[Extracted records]
»»

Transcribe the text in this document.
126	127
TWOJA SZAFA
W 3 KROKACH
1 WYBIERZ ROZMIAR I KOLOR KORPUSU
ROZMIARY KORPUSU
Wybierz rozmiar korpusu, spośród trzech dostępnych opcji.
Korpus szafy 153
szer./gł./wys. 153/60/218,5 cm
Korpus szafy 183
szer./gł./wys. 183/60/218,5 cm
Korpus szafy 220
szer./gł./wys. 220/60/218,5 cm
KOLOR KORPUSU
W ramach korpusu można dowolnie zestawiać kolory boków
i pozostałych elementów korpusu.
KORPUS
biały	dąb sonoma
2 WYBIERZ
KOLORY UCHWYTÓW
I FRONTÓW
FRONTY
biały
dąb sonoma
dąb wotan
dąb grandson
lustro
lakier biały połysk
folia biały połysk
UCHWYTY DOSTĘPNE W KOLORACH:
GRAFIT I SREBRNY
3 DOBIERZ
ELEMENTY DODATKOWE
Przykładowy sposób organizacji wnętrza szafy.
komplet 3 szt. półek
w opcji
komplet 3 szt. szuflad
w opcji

««

_Problem description_
Type out the material again exactly as presented.

_Final result_
Transcribe the text in this document.
126	127
TWOJA SZAFA
W 3 KROKACH
1 WYBIERZ ROZMIAR I KOLOR KORPUSU
ROZMIARY KORPUSU
Wybierz rozmiar korpusu, spośród trzech dostępnych opcji.
Korpus szafy 153
szer./gł./wys. 153/60/218,5 cm
Korpus szafy 183
szer./gł./wys. 183/60/218,5 cm
Korpus szafy 220
szer./gł./wys. 220/60/218,5 cm
KOLOR KORPUSU
W ramach korpusu można dowolnie zestawiać kolory boków
i pozostałych elementów korpusu.
KORPUS
biały	dąb sonoma
2 WYBIERZ
KOLORY UCHWYTÓW
I FRONTÓW
FRONTY
biały
dąb sonoma
dąb wotan
dąb grandson
lustro
lakier biały połysk
folia biały połysk
UCHWYTY DOSTĘPNE W KOLORACH:
GRAFIT I SREBRNY
3 DOBIERZ
ELEMENTY DODATKOWE
Przykładowy sposób organizacji wnętrza szafy.
komplet 3 szt. półek
w opcji
komplet 3 szt. szuflad
w opcji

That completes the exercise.